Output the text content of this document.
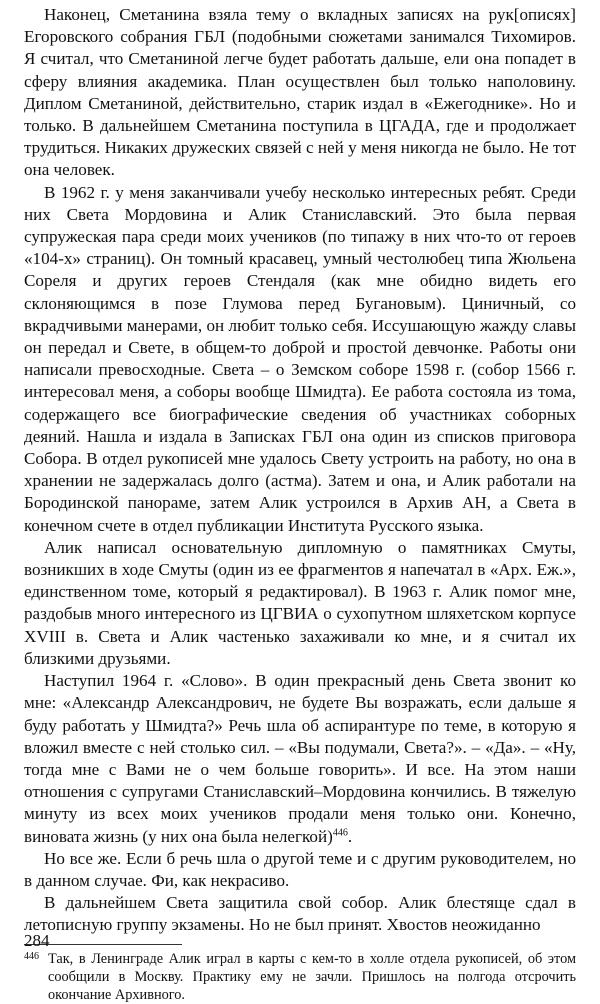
Наконец, Сметанина взяла тему о вкладных записях на рук[описях] Егоровского собрания ГБЛ (подобными сюжетами занимался Тихомиров. Я считал, что Сметаниной легче будет работать дальше, ели она попадет в сферу влияния академика. План осуществлен был только наполовину. Диплом Сметаниной, действительно, старик издал в «Ежегоднике». Но и только. В дальнейшем Сметанина поступила в ЦГАДА, где и продолжает трудиться. Никаких дружеских связей с ней у меня никогда не было. Не тот она человек.

В 1962 г. у меня заканчивали учебу несколько интересных ребят. Среди них Света Мордовина и Алик Станиславский. Это была первая супружеская пара среди моих учеников (по типажу в них что-то от героев «104-х» страниц). Он томный красавец, умный честолюбец типа Жюльена Сореля и других героев Стендаля (как мне обидно видеть его склоняющимся в позе Глумова перед Бугановым). Циничный, со вкрадчивыми манерами, он любит только себя. Иссушающую жажду славы он передал и Свете, в общем-то доброй и простой девчонке. Работы они написали превосходные. Света – о Земском соборе 1598 г. (собор 1566 г. интересовал меня, а соборы вообще Шмидта). Ее работа состояла из тома, содержащего все биографические сведения об участниках соборных деяний. Нашла и издала в Записках ГБЛ она один из списков приговора Собора. В отдел рукописей мне удалось Свету устроить на работу, но она в хранении не задержалась долго (астма). Затем и она, и Алик работали на Бородинской панораме, затем Алик устроился в Архив АН, а Света в конечном счете в отдел публикации Института Русского языка.

Алик написал основательную дипломную о памятниках Смуты, возникших в ходе Смуты (один из ее фрагментов я напечатал в «Арх. Еж.», единственном томе, который я редактировал). В 1963 г. Алик помог мне, раздобыв много интересного из ЦГВИА о сухопутном шляхетском корпусе XVIII в. Света и Алик частенько захаживали ко мне, и я считал их близкими друзьями.

Наступил 1964 г. «Слово». В один прекрасный день Света звонит ко мне: «Александр Александрович, не будете Вы возражать, если дальше я буду работать у Шмидта?» Речь шла об аспирантуре по теме, в которую я вложил вместе с ней столько сил. – «Вы подумали, Света?». – «Да». – «Ну, тогда мне с Вами не о чем больше говорить». И все. На этом наши отношения с супругами Станиславский–Мордовина кончились. В тяжелую минуту из всех моих учеников продали меня только они. Конечно, виновата жизнь (у них она была нелегкой)$^{446}$.

Но все же. Если б речь шла о другой теме и с другим руководителем, но в данном случае. Фи, как некрасиво.

В дальнейшем Света защитила свой собор. Алик блестяще сдал в летописную группу экзамены. Но не был принят. Хвостов неожиданно

446 Так, в Ленинграде Алик играл в карты с кем-то в холле отдела рукописей, об этом сообщили в Москву. Практику ему не зачли. Пришлось на полгода отсрочить окончание Архивного.

284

..........

[TASK DIRECTIONS] Wherever a line in the data above holds "теме", copy that line.

[THE REPLY]
Наступил 1964 г. «Слово». В один прекрасный день Света звонит ко мне: «Александр Александрович, не будете Вы возражать, если дальше я буду работать у Шмидта?» Речь шла об аспирантуре по теме, в которую я вложил вместе с ней столько сил. – «Вы подумали, Света?». – «Да». – «Ну, тогда мне с Вами не о чем больше говорить». И все. На этом наши отношения с супругами Станиславский–Мордовина кончились. В тяжелую минуту из всех моих учеников продали меня только они. Конечно, виновата жизнь (у них она была нелегкой)$^{446}$.
Но все же. Если б речь шла о другой теме и с другим руководителем, но в данном случае. Фи, как некрасиво.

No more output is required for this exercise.